- [AIM OF THE EXERCISE]:
Copy the lines of the records below word for word.
[begin SUPPLIED RECORDS]
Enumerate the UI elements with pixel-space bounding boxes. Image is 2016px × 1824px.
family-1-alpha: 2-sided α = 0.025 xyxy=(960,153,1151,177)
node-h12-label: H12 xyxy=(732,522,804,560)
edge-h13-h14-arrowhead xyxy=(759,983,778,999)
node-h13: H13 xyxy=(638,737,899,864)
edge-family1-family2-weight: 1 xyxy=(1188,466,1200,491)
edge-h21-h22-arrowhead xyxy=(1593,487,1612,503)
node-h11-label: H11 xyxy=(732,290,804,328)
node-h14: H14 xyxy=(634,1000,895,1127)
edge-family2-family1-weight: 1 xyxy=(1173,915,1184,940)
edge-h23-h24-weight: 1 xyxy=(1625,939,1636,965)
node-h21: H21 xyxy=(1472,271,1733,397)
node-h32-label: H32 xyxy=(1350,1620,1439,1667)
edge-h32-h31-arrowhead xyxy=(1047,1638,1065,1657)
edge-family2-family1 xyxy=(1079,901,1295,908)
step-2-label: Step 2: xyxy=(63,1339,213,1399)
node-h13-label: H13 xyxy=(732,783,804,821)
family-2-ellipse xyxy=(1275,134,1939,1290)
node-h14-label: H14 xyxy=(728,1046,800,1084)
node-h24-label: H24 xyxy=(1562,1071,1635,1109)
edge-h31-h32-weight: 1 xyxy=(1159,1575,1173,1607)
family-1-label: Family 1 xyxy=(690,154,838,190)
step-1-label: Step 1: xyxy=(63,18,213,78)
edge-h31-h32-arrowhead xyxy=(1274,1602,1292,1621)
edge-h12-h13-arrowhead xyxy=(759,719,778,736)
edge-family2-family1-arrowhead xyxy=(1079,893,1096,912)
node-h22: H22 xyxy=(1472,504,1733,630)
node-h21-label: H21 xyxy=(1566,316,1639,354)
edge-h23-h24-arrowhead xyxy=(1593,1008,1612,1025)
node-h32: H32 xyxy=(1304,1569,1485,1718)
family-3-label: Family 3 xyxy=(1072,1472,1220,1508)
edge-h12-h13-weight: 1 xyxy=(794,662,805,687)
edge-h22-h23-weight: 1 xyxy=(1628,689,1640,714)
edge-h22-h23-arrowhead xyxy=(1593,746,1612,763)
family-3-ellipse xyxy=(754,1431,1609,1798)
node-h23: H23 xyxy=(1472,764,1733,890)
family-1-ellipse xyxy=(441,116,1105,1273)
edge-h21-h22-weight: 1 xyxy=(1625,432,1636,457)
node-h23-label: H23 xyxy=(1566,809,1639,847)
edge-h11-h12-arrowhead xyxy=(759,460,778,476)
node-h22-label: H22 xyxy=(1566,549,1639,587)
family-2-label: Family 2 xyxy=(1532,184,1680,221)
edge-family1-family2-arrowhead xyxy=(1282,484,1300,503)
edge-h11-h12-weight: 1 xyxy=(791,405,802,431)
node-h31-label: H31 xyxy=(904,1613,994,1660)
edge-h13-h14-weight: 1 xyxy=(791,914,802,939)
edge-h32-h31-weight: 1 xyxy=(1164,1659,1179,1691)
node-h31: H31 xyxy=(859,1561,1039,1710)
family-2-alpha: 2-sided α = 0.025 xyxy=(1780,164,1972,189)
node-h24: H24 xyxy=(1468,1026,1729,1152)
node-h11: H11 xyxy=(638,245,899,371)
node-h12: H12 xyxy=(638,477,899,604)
[end SUPPLIED RECORDS]
- [EXERCISE RESULT]:
Enumerate the UI elements with pixel-space bounding boxes. Image is 2016px × 1824px.
family-1-alpha: 2-sided α = 0.025 xyxy=(960,153,1151,177)
node-h12-label: H12 xyxy=(732,522,804,560)
edge-h13-h14-arrowhead xyxy=(759,983,778,999)
node-h13: H13 xyxy=(638,737,899,864)
edge-family1-family2-weight: 1 xyxy=(1188,466,1200,491)
edge-h21-h22-arrowhead xyxy=(1593,487,1612,503)
node-h11-label: H11 xyxy=(732,290,804,328)
node-h14: H14 xyxy=(634,1000,895,1127)
edge-family2-family1-weight: 1 xyxy=(1173,915,1184,940)
edge-h23-h24-weight: 1 xyxy=(1625,939,1636,965)
node-h21: H21 xyxy=(1472,271,1733,397)
node-h32-label: H32 xyxy=(1350,1620,1439,1667)
edge-h32-h31-arrowhead xyxy=(1047,1638,1065,1657)
edge-family2-family1 xyxy=(1079,901,1295,908)
step-2-label: Step 2: xyxy=(63,1339,213,1399)
node-h13-label: H13 xyxy=(732,783,804,821)
family-2-ellipse xyxy=(1275,134,1939,1290)
node-h14-label: H14 xyxy=(728,1046,800,1084)
node-h24-label: H24 xyxy=(1562,1071,1635,1109)
edge-h31-h32-weight: 1 xyxy=(1159,1575,1173,1607)
family-1-label: Family 1 xyxy=(690,154,838,190)
step-1-label: Step 1: xyxy=(63,18,213,78)
edge-h31-h32-arrowhead xyxy=(1274,1602,1292,1621)
edge-h12-h13-arrowhead xyxy=(759,719,778,736)
edge-family2-family1-arrowhead xyxy=(1079,893,1096,912)
node-h22: H22 xyxy=(1472,504,1733,630)
node-h21-label: H21 xyxy=(1566,316,1639,354)
edge-h23-h24-arrowhead xyxy=(1593,1008,1612,1025)
node-h32: H32 xyxy=(1304,1569,1485,1718)
family-3-label: Family 3 xyxy=(1072,1472,1220,1508)
edge-h12-h13-weight: 1 xyxy=(794,662,805,687)
edge-h22-h23-weight: 1 xyxy=(1628,689,1640,714)
edge-h22-h23-arrowhead xyxy=(1593,746,1612,763)
family-3-ellipse xyxy=(754,1431,1609,1798)
node-h23: H23 xyxy=(1472,764,1733,890)
family-1-ellipse xyxy=(441,116,1105,1273)
edge-h21-h22-weight: 1 xyxy=(1625,432,1636,457)
node-h23-label: H23 xyxy=(1566,809,1639,847)
edge-h11-h12-arrowhead xyxy=(759,460,778,476)
node-h22-label: H22 xyxy=(1566,549,1639,587)
family-2-label: Family 2 xyxy=(1532,184,1680,221)
edge-family1-family2-arrowhead xyxy=(1282,484,1300,503)
edge-h11-h12-weight: 1 xyxy=(791,405,802,431)
node-h31-label: H31 xyxy=(904,1613,994,1660)
edge-h13-h14-weight: 1 xyxy=(791,914,802,939)
edge-h32-h31-weight: 1 xyxy=(1164,1659,1179,1691)
node-h31: H31 xyxy=(859,1561,1039,1710)
family-2-alpha: 2-sided α = 0.025 xyxy=(1780,164,1972,189)
node-h24: H24 xyxy=(1468,1026,1729,1152)
node-h11: H11 xyxy=(638,245,899,371)
node-h12: H12 xyxy=(638,477,899,604)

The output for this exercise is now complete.